Records about charts and figures:
• • • •

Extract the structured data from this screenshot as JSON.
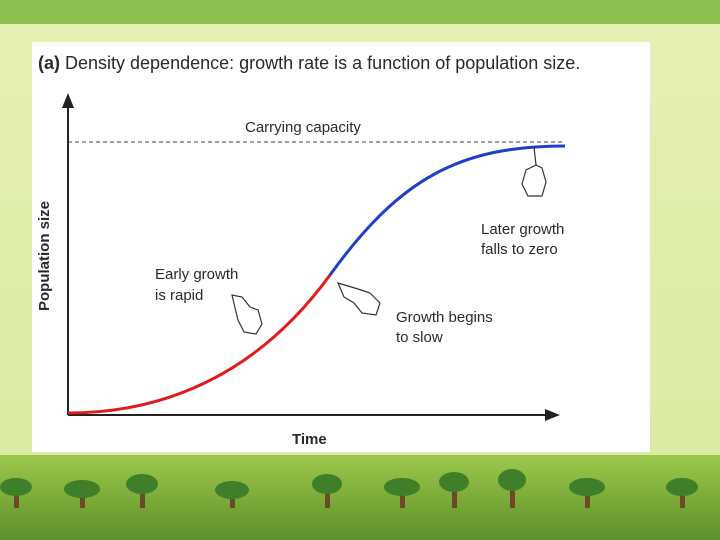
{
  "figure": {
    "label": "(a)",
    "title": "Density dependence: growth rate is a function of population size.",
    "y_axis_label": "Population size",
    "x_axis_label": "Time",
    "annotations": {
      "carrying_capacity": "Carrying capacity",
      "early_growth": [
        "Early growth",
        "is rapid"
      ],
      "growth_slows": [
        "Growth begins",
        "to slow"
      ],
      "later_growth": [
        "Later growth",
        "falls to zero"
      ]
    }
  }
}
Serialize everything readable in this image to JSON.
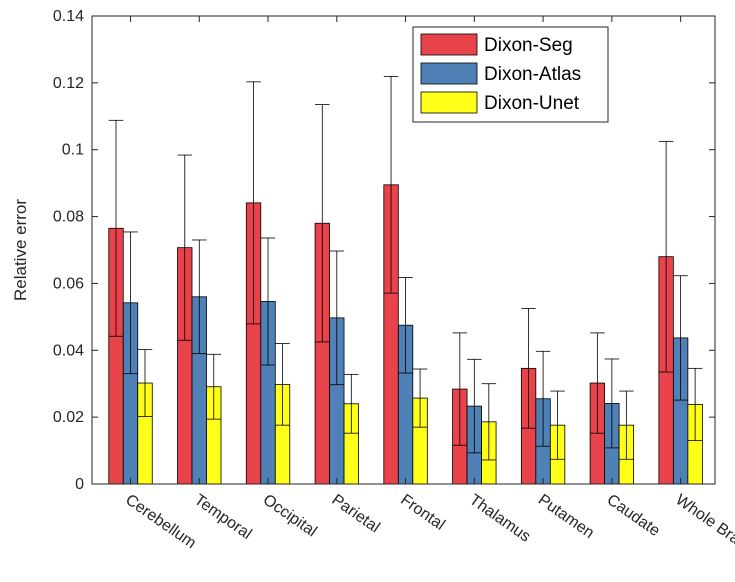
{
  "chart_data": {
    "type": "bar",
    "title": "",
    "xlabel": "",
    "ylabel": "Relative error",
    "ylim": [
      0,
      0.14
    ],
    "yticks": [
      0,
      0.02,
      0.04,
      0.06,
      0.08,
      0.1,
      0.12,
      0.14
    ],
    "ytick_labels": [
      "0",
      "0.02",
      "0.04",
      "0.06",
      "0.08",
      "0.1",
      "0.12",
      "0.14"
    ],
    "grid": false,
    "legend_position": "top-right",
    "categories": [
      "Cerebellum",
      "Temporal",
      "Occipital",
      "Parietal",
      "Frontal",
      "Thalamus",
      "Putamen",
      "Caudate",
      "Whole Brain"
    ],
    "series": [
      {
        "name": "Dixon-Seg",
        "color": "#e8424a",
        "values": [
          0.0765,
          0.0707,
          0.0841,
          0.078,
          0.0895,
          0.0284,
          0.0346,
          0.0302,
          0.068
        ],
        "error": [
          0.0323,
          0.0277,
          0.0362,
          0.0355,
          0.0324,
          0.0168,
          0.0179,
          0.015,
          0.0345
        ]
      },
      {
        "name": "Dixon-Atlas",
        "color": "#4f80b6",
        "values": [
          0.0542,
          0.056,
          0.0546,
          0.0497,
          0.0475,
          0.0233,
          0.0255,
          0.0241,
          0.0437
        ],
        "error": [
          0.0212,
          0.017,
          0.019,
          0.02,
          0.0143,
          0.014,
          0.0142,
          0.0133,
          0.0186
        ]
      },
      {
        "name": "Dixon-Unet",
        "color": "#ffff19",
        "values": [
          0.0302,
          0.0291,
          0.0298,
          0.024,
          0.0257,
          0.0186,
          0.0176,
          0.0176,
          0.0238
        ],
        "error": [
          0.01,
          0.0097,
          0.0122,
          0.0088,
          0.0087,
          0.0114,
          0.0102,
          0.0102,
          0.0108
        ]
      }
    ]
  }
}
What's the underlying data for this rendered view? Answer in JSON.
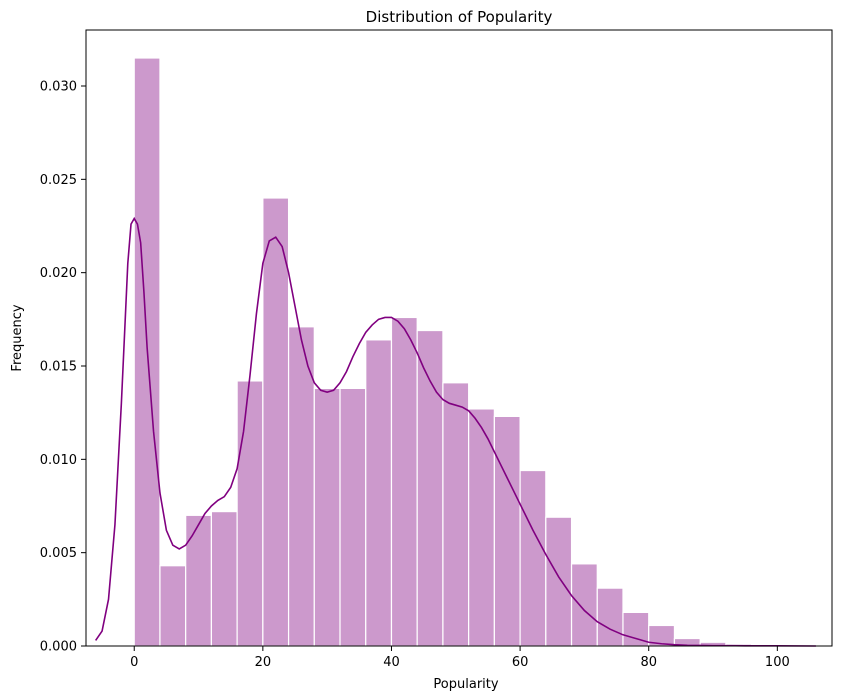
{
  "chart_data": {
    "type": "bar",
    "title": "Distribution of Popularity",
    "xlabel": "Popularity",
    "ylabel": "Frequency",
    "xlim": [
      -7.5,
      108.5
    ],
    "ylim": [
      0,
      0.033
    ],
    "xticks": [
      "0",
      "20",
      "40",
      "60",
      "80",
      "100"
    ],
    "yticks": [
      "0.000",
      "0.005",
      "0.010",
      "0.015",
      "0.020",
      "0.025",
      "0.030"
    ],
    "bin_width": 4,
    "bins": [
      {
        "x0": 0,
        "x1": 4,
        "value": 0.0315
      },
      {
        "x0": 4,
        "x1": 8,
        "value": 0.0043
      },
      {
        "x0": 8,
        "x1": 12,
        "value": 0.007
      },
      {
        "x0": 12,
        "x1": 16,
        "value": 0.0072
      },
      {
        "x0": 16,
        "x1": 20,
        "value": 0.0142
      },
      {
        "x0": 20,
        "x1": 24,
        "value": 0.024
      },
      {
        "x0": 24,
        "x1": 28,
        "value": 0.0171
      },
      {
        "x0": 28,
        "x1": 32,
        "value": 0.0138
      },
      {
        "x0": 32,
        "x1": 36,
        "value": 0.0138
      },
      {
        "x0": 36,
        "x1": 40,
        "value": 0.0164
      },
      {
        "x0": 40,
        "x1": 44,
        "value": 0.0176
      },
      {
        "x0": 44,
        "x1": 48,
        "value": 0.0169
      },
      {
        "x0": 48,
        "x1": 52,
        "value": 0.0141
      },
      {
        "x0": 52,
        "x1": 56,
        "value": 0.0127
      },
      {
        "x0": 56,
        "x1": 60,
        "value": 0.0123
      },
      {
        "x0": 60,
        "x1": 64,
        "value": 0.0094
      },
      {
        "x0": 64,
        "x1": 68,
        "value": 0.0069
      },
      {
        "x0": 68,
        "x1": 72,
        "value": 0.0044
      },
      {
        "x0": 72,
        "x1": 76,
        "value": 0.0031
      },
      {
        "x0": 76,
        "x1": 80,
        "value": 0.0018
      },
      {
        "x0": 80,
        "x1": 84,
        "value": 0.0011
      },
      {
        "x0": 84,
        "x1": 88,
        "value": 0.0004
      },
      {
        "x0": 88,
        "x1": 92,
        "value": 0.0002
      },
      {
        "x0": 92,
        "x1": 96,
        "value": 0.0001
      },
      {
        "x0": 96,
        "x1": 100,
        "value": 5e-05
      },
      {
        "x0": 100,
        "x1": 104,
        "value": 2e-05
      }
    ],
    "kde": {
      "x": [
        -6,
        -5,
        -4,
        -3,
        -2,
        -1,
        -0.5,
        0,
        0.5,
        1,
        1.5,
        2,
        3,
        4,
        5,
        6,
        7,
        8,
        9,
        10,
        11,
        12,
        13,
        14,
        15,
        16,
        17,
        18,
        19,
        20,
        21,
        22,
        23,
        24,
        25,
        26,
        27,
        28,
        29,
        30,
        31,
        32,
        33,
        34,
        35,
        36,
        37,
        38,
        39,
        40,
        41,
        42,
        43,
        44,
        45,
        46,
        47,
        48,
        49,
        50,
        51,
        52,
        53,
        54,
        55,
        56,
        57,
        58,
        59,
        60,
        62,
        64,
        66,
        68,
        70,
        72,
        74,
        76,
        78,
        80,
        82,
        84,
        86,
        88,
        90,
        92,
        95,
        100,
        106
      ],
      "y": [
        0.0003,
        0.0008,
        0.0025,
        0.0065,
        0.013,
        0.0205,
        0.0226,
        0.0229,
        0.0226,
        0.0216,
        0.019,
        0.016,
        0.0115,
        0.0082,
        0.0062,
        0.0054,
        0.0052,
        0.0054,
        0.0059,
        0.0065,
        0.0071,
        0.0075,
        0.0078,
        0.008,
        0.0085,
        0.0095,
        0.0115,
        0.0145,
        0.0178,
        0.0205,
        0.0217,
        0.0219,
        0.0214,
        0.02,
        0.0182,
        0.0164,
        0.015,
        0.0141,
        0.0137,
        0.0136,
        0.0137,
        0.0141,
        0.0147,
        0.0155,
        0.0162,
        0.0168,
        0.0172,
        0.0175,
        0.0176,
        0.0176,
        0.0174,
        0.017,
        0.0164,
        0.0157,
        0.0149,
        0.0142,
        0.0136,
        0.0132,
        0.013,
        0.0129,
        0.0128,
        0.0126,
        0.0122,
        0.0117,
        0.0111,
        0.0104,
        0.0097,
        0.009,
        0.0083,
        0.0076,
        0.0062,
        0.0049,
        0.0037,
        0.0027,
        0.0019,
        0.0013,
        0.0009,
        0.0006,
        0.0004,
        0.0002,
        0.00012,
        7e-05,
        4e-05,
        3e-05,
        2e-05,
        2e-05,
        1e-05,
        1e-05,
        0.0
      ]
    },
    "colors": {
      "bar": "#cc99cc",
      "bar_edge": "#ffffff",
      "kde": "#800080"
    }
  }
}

• • • •

**WRITTEN REQUEST:** Extract the full listing exactly, with the pictures left out.

**COMPLETE RESPONSE:**
Extract the structured data from this screenshot as JSON.
{
  "figure": {
    "label": "(a)",
    "title": "Density dependence: growth rate is a function of population size.",
    "y_axis_label": "Population size",
    "x_axis_label": "Time",
    "annotations": {
      "carrying_capacity": "Carrying capacity",
      "early_growth": [
        "Early growth",
        "is rapid"
      ],
      "growth_slows": [
        "Growth begins",
        "to slow"
      ],
      "later_growth": [
        "Later growth",
        "falls to zero"
      ]
    }
  }
}
Serialize everything readable in this image to JSON.
{
  "chart_data": {
    "type": "bar",
    "title": "",
    "xlabel": "",
    "ylabel": "Relative error",
    "ylim": [
      0,
      0.14
    ],
    "yticks": [
      0,
      0.02,
      0.04,
      0.06,
      0.08,
      0.1,
      0.12,
      0.14
    ],
    "ytick_labels": [
      "0",
      "0.02",
      "0.04",
      "0.06",
      "0.08",
      "0.1",
      "0.12",
      "0.14"
    ],
    "grid": false,
    "legend_position": "top-right",
    "categories": [
      "Cerebellum",
      "Temporal",
      "Occipital",
      "Parietal",
      "Frontal",
      "Thalamus",
      "Putamen",
      "Caudate",
      "Whole Brain"
    ],
    "series": [
      {
        "name": "Dixon-Seg",
        "color": "#e8424a",
        "values": [
          0.0765,
          0.0707,
          0.0841,
          0.078,
          0.0895,
          0.0284,
          0.0346,
          0.0302,
          0.068
        ],
        "error": [
          0.0323,
          0.0277,
          0.0362,
          0.0355,
          0.0324,
          0.0168,
          0.0179,
          0.015,
          0.0345
        ]
      },
      {
        "name": "Dixon-Atlas",
        "color": "#4f80b6",
        "values": [
          0.0542,
          0.056,
          0.0546,
          0.0497,
          0.0475,
          0.0233,
          0.0255,
          0.0241,
          0.0437
        ],
        "error": [
          0.0212,
          0.017,
          0.019,
          0.02,
          0.0143,
          0.014,
          0.0142,
          0.0133,
          0.0186
        ]
      },
      {
        "name": "Dixon-Unet",
        "color": "#ffff19",
        "values": [
          0.0302,
          0.0291,
          0.0298,
          0.024,
          0.0257,
          0.0186,
          0.0176,
          0.0176,
          0.0238
        ],
        "error": [
          0.01,
          0.0097,
          0.0122,
          0.0088,
          0.0087,
          0.0114,
          0.0102,
          0.0102,
          0.0108
        ]
      }
    ]
  }
}
What's the underlying data for this rendered view? Answer in JSON.
{
  "chart_data": {
    "type": "bar",
    "title": "Distribution of Popularity",
    "xlabel": "Popularity",
    "ylabel": "Frequency",
    "xlim": [
      -7.5,
      108.5
    ],
    "ylim": [
      0,
      0.033
    ],
    "xticks": [
      "0",
      "20",
      "40",
      "60",
      "80",
      "100"
    ],
    "yticks": [
      "0.000",
      "0.005",
      "0.010",
      "0.015",
      "0.020",
      "0.025",
      "0.030"
    ],
    "bin_width": 4,
    "bins": [
      {
        "x0": 0,
        "x1": 4,
        "value": 0.0315
      },
      {
        "x0": 4,
        "x1": 8,
        "value": 0.0043
      },
      {
        "x0": 8,
        "x1": 12,
        "value": 0.007
      },
      {
        "x0": 12,
        "x1": 16,
        "value": 0.0072
      },
      {
        "x0": 16,
        "x1": 20,
        "value": 0.0142
      },
      {
        "x0": 20,
        "x1": 24,
        "value": 0.024
      },
      {
        "x0": 24,
        "x1": 28,
        "value": 0.0171
      },
      {
        "x0": 28,
        "x1": 32,
        "value": 0.0138
      },
      {
        "x0": 32,
        "x1": 36,
        "value": 0.0138
      },
      {
        "x0": 36,
        "x1": 40,
        "value": 0.0164
      },
      {
        "x0": 40,
        "x1": 44,
        "value": 0.0176
      },
      {
        "x0": 44,
        "x1": 48,
        "value": 0.0169
      },
      {
        "x0": 48,
        "x1": 52,
        "value": 0.0141
      },
      {
        "x0": 52,
        "x1": 56,
        "value": 0.0127
      },
      {
        "x0": 56,
        "x1": 60,
        "value": 0.0123
      },
      {
        "x0": 60,
        "x1": 64,
        "value": 0.0094
      },
      {
        "x0": 64,
        "x1": 68,
        "value": 0.0069
      },
      {
        "x0": 68,
        "x1": 72,
        "value": 0.0044
      },
      {
        "x0": 72,
        "x1": 76,
        "value": 0.0031
      },
      {
        "x0": 76,
        "x1": 80,
        "value": 0.0018
      },
      {
        "x0": 80,
        "x1": 84,
        "value": 0.0011
      },
      {
        "x0": 84,
        "x1": 88,
        "value": 0.0004
      },
      {
        "x0": 88,
        "x1": 92,
        "value": 0.0002
      },
      {
        "x0": 92,
        "x1": 96,
        "value": 0.0001
      },
      {
        "x0": 96,
        "x1": 100,
        "value": 5e-05
      },
      {
        "x0": 100,
        "x1": 104,
        "value": 2e-05
      }
    ],
    "kde": {
      "x": [
        -6,
        -5,
        -4,
        -3,
        -2,
        -1,
        -0.5,
        0,
        0.5,
        1,
        1.5,
        2,
        3,
        4,
        5,
        6,
        7,
        8,
        9,
        10,
        11,
        12,
        13,
        14,
        15,
        16,
        17,
        18,
        19,
        20,
        21,
        22,
        23,
        24,
        25,
        26,
        27,
        28,
        29,
        30,
        31,
        32,
        33,
        34,
        35,
        36,
        37,
        38,
        39,
        40,
        41,
        42,
        43,
        44,
        45,
        46,
        47,
        48,
        49,
        50,
        51,
        52,
        53,
        54,
        55,
        56,
        57,
        58,
        59,
        60,
        62,
        64,
        66,
        68,
        70,
        72,
        74,
        76,
        78,
        80,
        82,
        84,
        86,
        88,
        90,
        92,
        95,
        100,
        106
      ],
      "y": [
        0.0003,
        0.0008,
        0.0025,
        0.0065,
        0.013,
        0.0205,
        0.0226,
        0.0229,
        0.0226,
        0.0216,
        0.019,
        0.016,
        0.0115,
        0.0082,
        0.0062,
        0.0054,
        0.0052,
        0.0054,
        0.0059,
        0.0065,
        0.0071,
        0.0075,
        0.0078,
        0.008,
        0.0085,
        0.0095,
        0.0115,
        0.0145,
        0.0178,
        0.0205,
        0.0217,
        0.0219,
        0.0214,
        0.02,
        0.0182,
        0.0164,
        0.015,
        0.0141,
        0.0137,
        0.0136,
        0.0137,
        0.0141,
        0.0147,
        0.0155,
        0.0162,
        0.0168,
        0.0172,
        0.0175,
        0.0176,
        0.0176,
        0.0174,
        0.017,
        0.0164,
        0.0157,
        0.0149,
        0.0142,
        0.0136,
        0.0132,
        0.013,
        0.0129,
        0.0128,
        0.0126,
        0.0122,
        0.0117,
        0.0111,
        0.0104,
        0.0097,
        0.009,
        0.0083,
        0.0076,
        0.0062,
        0.0049,
        0.0037,
        0.0027,
        0.0019,
        0.0013,
        0.0009,
        0.0006,
        0.0004,
        0.0002,
        0.00012,
        7e-05,
        4e-05,
        3e-05,
        2e-05,
        2e-05,
        1e-05,
        1e-05,
        0.0
      ]
    },
    "colors": {
      "bar": "#cc99cc",
      "bar_edge": "#ffffff",
      "kde": "#800080"
    }
  }
}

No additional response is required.